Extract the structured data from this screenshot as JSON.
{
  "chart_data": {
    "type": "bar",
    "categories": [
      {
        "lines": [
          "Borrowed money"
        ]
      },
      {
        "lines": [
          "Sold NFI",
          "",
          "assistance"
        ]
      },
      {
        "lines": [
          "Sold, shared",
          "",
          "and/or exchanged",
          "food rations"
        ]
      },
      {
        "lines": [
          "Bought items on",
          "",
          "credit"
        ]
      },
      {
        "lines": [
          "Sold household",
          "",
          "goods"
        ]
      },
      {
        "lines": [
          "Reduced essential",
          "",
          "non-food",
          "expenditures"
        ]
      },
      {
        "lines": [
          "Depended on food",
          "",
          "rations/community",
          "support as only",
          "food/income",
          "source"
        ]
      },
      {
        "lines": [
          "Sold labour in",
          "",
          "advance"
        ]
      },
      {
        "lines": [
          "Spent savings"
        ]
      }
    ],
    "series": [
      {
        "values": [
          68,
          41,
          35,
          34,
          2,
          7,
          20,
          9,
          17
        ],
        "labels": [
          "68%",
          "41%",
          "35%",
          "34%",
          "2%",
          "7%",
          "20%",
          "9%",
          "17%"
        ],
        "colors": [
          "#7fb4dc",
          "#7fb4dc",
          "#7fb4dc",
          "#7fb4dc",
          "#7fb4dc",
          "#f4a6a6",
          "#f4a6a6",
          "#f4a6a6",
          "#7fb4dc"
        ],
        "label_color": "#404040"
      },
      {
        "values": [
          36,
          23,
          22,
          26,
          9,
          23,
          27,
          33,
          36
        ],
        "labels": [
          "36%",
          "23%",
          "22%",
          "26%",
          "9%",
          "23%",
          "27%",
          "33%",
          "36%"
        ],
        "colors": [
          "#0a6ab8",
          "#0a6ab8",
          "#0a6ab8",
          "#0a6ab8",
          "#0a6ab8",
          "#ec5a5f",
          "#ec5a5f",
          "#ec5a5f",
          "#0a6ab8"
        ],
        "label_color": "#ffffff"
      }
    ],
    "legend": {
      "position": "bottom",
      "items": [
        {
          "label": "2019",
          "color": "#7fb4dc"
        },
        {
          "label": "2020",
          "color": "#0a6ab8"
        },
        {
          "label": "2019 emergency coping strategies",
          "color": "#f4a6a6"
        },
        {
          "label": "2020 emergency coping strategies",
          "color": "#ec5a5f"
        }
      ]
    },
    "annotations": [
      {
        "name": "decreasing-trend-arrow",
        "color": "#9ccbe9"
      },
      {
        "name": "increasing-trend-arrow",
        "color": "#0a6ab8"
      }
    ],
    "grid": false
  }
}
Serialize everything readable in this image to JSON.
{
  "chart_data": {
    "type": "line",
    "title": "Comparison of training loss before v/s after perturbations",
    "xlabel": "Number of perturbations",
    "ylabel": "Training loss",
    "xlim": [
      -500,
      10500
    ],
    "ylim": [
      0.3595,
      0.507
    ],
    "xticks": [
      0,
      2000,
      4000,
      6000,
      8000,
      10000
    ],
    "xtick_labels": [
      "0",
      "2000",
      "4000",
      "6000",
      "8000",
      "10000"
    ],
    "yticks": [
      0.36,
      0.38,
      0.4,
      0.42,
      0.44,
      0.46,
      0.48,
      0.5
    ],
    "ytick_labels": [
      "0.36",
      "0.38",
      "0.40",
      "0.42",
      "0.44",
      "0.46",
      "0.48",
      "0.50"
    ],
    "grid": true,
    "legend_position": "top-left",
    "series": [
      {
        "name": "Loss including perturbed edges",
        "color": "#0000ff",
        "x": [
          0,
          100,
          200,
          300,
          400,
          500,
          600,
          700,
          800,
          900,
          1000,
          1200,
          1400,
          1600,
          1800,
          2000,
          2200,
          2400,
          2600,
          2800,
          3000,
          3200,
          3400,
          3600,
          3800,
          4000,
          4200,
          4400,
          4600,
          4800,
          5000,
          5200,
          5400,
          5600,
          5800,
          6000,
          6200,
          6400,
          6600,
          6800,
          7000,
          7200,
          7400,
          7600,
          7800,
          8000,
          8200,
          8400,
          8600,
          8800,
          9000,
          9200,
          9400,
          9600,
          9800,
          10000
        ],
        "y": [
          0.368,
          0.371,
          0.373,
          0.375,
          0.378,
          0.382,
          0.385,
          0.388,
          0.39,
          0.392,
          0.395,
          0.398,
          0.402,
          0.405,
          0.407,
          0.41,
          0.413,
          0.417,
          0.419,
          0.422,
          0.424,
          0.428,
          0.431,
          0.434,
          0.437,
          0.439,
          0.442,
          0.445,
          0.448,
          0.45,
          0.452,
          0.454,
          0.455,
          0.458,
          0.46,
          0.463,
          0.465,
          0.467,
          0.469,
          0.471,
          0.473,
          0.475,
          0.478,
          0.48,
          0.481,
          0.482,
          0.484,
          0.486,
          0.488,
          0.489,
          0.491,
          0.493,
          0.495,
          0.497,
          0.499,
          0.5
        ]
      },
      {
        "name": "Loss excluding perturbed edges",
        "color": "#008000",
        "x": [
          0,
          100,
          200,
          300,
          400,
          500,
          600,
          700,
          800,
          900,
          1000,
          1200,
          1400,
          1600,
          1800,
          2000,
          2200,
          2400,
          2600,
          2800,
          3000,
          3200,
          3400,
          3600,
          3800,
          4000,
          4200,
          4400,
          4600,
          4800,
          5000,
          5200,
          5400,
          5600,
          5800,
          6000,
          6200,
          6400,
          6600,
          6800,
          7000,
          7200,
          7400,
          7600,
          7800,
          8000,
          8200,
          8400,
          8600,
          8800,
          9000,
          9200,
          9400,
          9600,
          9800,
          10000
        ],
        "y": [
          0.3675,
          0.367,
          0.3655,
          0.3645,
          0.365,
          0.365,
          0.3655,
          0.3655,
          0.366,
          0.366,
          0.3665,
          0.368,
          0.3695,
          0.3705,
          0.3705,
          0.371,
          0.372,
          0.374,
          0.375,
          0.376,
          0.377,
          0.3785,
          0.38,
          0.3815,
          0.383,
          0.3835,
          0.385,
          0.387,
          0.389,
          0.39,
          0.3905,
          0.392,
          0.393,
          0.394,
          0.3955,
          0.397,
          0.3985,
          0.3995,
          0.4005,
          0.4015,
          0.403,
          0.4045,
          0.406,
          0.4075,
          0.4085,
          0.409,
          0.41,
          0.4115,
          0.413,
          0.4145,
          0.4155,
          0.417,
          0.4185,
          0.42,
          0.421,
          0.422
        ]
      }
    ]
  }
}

-------------------------

» SHORT TASK
From the data above, extract every line in its exact form.

» FINAL ANSWER
Extract the structured data from this screenshot as JSON.
{
  "chart_data": {
    "type": "bar",
    "categories": [
      {
        "lines": [
          "Borrowed money"
        ]
      },
      {
        "lines": [
          "Sold NFI",
          "",
          "assistance"
        ]
      },
      {
        "lines": [
          "Sold, shared",
          "",
          "and/or exchanged",
          "food rations"
        ]
      },
      {
        "lines": [
          "Bought items on",
          "",
          "credit"
        ]
      },
      {
        "lines": [
          "Sold household",
          "",
          "goods"
        ]
      },
      {
        "lines": [
          "Reduced essential",
          "",
          "non-food",
          "expenditures"
        ]
      },
      {
        "lines": [
          "Depended on food",
          "",
          "rations/community",
          "support as only",
          "food/income",
          "source"
        ]
      },
      {
        "lines": [
          "Sold labour in",
          "",
          "advance"
        ]
      },
      {
        "lines": [
          "Spent savings"
        ]
      }
    ],
    "series": [
      {
        "values": [
          68,
          41,
          35,
          34,
          2,
          7,
          20,
          9,
          17
        ],
        "labels": [
          "68%",
          "41%",
          "35%",
          "34%",
          "2%",
          "7%",
          "20%",
          "9%",
          "17%"
        ],
        "colors": [
          "#7fb4dc",
          "#7fb4dc",
          "#7fb4dc",
          "#7fb4dc",
          "#7fb4dc",
          "#f4a6a6",
          "#f4a6a6",
          "#f4a6a6",
          "#7fb4dc"
        ],
        "label_color": "#404040"
      },
      {
        "values": [
          36,
          23,
          22,
          26,
          9,
          23,
          27,
          33,
          36
        ],
        "labels": [
          "36%",
          "23%",
          "22%",
          "26%",
          "9%",
          "23%",
          "27%",
          "33%",
          "36%"
        ],
        "colors": [
          "#0a6ab8",
          "#0a6ab8",
          "#0a6ab8",
          "#0a6ab8",
          "#0a6ab8",
          "#ec5a5f",
          "#ec5a5f",
          "#ec5a5f",
          "#0a6ab8"
        ],
        "label_color": "#ffffff"
      }
    ],
    "legend": {
      "position": "bottom",
      "items": [
        {
          "label": "2019",
          "color": "#7fb4dc"
        },
        {
          "label": "2020",
          "color": "#0a6ab8"
        },
        {
          "label": "2019 emergency coping strategies",
          "color": "#f4a6a6"
        },
        {
          "label": "2020 emergency coping strategies",
          "color": "#ec5a5f"
        }
      ]
    },
    "annotations": [
      {
        "name": "decreasing-trend-arrow",
        "color": "#9ccbe9"
      },
      {
        "name": "increasing-trend-arrow",
        "color": "#0a6ab8"
      }
    ],
    "grid": false
  }
}
Serialize everything readable in this image to JSON.
{
  "chart_data": {
    "type": "line",
    "title": "Comparison of training loss before v/s after perturbations",
    "xlabel": "Number of perturbations",
    "ylabel": "Training loss",
    "xlim": [
      -500,
      10500
    ],
    "ylim": [
      0.3595,
      0.507
    ],
    "xticks": [
      0,
      2000,
      4000,
      6000,
      8000,
      10000
    ],
    "xtick_labels": [
      "0",
      "2000",
      "4000",
      "6000",
      "8000",
      "10000"
    ],
    "yticks": [
      0.36,
      0.38,
      0.4,
      0.42,
      0.44,
      0.46,
      0.48,
      0.5
    ],
    "ytick_labels": [
      "0.36",
      "0.38",
      "0.40",
      "0.42",
      "0.44",
      "0.46",
      "0.48",
      "0.50"
    ],
    "grid": true,
    "legend_position": "top-left",
    "series": [
      {
        "name": "Loss including perturbed edges",
        "color": "#0000ff",
        "x": [
          0,
          100,
          200,
          300,
          400,
          500,
          600,
          700,
          800,
          900,
          1000,
          1200,
          1400,
          1600,
          1800,
          2000,
          2200,
          2400,
          2600,
          2800,
          3000,
          3200,
          3400,
          3600,
          3800,
          4000,
          4200,
          4400,
          4600,
          4800,
          5000,
          5200,
          5400,
          5600,
          5800,
          6000,
          6200,
          6400,
          6600,
          6800,
          7000,
          7200,
          7400,
          7600,
          7800,
          8000,
          8200,
          8400,
          8600,
          8800,
          9000,
          9200,
          9400,
          9600,
          9800,
          10000
        ],
        "y": [
          0.368,
          0.371,
          0.373,
          0.375,
          0.378,
          0.382,
          0.385,
          0.388,
          0.39,
          0.392,
          0.395,
          0.398,
          0.402,
          0.405,
          0.407,
          0.41,
          0.413,
          0.417,
          0.419,
          0.422,
          0.424,
          0.428,
          0.431,
          0.434,
          0.437,
          0.439,
          0.442,
          0.445,
          0.448,
          0.45,
          0.452,
          0.454,
          0.455,
          0.458,
          0.46,
          0.463,
          0.465,
          0.467,
          0.469,
          0.471,
          0.473,
          0.475,
          0.478,
          0.48,
          0.481,
          0.482,
          0.484,
          0.486,
          0.488,
          0.489,
          0.491,
          0.493,
          0.495,
          0.497,
          0.499,
          0.5
        ]
      },
      {
        "name": "Loss excluding perturbed edges",
        "color": "#008000",
        "x": [
          0,
          100,
          200,
          300,
          400,
          500,
          600,
          700,
          800,
          900,
          1000,
          1200,
          1400,
          1600,
          1800,
          2000,
          2200,
          2400,
          2600,
          2800,
          3000,
          3200,
          3400,
          3600,
          3800,
          4000,
          4200,
          4400,
          4600,
          4800,
          5000,
          5200,
          5400,
          5600,
          5800,
          6000,
          6200,
          6400,
          6600,
          6800,
          7000,
          7200,
          7400,
          7600,
          7800,
          8000,
          8200,
          8400,
          8600,
          8800,
          9000,
          9200,
          9400,
          9600,
          9800,
          10000
        ],
        "y": [
          0.3675,
          0.367,
          0.3655,
          0.3645,
          0.365,
          0.365,
          0.3655,
          0.3655,
          0.366,
          0.366,
          0.3665,
          0.368,
          0.3695,
          0.3705,
          0.3705,
          0.371,
          0.372,
          0.374,
          0.375,
          0.376,
          0.377,
          0.3785,
          0.38,
          0.3815,
          0.383,
          0.3835,
          0.385,
          0.387,
          0.389,
          0.39,
          0.3905,
          0.392,
          0.393,
          0.394,
          0.3955,
          0.397,
          0.3985,
          0.3995,
          0.4005,
          0.4015,
          0.403,
          0.4045,
          0.406,
          0.4075,
          0.4085,
          0.409,
          0.41,
          0.4115,
          0.413,
          0.4145,
          0.4155,
          0.417,
          0.4185,
          0.42,
          0.421,
          0.422
        ]
      }
    ]
  }
}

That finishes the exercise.